## EXERCISE OBJECTIVE
Please count the lines of the listing below in which "ارائه" occurs, and reply with the number only.

## DATA FOR ANALYSIS
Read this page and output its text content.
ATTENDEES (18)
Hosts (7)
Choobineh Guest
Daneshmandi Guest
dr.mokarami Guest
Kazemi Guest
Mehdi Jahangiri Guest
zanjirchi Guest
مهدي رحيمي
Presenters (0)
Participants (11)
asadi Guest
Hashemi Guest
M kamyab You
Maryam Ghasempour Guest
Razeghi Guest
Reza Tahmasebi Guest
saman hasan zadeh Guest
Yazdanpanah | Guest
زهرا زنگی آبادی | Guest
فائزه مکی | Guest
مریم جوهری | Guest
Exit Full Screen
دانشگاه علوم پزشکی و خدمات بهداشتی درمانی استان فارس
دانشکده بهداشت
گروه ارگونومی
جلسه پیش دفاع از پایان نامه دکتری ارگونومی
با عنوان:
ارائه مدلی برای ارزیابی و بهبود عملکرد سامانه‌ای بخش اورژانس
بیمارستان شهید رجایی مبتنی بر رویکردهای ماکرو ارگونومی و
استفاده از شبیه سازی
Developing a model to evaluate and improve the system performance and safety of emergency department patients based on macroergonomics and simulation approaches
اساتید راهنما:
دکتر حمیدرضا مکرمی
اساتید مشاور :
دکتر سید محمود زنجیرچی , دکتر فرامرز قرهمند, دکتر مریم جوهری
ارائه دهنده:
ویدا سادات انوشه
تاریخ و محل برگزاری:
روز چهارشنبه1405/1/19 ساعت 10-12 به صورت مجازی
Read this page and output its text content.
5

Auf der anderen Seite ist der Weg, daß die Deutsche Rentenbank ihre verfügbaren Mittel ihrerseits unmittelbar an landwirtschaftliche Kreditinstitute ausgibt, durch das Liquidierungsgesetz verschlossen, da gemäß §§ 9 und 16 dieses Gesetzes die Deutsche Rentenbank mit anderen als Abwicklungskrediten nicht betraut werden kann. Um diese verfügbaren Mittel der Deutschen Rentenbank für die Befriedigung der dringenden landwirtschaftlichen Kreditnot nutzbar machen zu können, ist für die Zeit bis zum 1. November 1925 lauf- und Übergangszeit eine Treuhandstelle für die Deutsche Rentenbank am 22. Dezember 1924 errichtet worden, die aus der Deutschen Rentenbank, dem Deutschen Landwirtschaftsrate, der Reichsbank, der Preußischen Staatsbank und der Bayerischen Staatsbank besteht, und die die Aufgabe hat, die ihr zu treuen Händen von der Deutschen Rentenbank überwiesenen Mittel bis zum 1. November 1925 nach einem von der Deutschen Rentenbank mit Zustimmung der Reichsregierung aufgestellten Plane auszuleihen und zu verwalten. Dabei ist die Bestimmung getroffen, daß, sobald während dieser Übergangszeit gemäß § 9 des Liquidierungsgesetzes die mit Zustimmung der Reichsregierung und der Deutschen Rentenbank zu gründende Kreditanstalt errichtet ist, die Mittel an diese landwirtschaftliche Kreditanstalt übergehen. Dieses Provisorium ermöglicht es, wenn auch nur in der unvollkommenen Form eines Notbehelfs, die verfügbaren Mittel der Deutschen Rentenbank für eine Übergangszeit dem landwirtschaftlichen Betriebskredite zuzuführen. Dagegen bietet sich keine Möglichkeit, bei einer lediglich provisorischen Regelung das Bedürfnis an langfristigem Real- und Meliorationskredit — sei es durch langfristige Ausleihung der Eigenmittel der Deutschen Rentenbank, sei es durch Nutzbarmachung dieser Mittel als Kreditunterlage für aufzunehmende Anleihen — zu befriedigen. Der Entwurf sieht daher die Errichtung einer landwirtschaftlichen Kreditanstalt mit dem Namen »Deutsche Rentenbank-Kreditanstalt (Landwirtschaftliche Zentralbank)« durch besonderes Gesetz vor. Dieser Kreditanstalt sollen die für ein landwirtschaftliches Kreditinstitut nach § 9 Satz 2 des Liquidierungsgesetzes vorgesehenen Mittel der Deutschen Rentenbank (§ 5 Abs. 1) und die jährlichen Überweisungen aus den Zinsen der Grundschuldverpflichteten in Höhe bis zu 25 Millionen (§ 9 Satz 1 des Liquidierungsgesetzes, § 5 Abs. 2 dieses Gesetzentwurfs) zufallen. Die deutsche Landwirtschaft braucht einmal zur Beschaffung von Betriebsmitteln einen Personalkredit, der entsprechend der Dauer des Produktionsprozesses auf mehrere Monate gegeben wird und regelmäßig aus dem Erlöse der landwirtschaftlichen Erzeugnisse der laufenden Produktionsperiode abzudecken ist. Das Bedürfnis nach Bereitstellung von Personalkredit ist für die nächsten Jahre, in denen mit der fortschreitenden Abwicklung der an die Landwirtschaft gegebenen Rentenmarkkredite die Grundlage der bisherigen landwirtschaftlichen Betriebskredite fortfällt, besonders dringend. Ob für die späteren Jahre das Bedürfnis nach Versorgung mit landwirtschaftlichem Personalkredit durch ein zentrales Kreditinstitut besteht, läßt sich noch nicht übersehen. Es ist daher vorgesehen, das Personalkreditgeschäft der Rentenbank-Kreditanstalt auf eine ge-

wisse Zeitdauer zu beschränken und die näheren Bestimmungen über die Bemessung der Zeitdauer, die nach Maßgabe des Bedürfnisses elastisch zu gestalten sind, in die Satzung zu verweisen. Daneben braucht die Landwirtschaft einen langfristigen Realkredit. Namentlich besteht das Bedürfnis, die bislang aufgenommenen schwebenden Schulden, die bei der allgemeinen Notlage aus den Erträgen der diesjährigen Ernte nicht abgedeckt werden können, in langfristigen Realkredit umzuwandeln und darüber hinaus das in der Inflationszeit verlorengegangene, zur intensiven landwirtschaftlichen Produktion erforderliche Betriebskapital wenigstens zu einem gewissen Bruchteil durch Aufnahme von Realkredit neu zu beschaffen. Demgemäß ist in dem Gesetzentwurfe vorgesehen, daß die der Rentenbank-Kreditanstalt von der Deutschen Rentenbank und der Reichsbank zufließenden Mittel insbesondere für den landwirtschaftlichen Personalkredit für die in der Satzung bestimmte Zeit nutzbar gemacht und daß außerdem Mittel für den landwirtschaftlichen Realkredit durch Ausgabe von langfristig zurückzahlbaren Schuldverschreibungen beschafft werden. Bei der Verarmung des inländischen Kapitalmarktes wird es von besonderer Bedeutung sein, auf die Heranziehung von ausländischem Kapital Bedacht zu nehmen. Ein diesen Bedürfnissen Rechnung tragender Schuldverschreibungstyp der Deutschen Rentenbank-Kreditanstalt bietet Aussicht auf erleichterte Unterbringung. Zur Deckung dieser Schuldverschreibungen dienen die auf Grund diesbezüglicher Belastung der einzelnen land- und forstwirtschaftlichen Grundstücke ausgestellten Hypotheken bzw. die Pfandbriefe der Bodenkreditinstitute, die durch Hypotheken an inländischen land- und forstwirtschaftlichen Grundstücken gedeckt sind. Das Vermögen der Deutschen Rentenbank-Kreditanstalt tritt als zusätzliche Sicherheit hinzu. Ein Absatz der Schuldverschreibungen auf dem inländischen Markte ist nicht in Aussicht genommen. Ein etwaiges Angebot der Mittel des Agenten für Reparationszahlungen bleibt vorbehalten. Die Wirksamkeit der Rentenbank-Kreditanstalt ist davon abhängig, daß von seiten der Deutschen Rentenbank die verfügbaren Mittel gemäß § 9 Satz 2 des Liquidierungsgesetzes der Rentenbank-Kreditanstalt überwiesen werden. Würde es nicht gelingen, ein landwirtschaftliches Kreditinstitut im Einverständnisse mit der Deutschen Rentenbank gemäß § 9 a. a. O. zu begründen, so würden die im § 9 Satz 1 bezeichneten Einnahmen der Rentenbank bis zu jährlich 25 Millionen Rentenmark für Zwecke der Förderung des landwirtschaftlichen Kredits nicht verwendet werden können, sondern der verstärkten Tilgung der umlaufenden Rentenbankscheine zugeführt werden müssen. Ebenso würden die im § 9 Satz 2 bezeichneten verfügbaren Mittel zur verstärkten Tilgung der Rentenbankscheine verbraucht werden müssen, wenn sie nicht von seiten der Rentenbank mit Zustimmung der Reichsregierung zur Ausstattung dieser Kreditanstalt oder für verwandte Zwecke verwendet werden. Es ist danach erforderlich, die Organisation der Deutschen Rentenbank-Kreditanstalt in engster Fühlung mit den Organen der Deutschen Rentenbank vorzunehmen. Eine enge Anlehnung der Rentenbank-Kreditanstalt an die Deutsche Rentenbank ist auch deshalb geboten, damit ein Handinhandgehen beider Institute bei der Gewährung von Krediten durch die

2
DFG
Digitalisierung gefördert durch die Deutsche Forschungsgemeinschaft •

## FINISHED TASK
2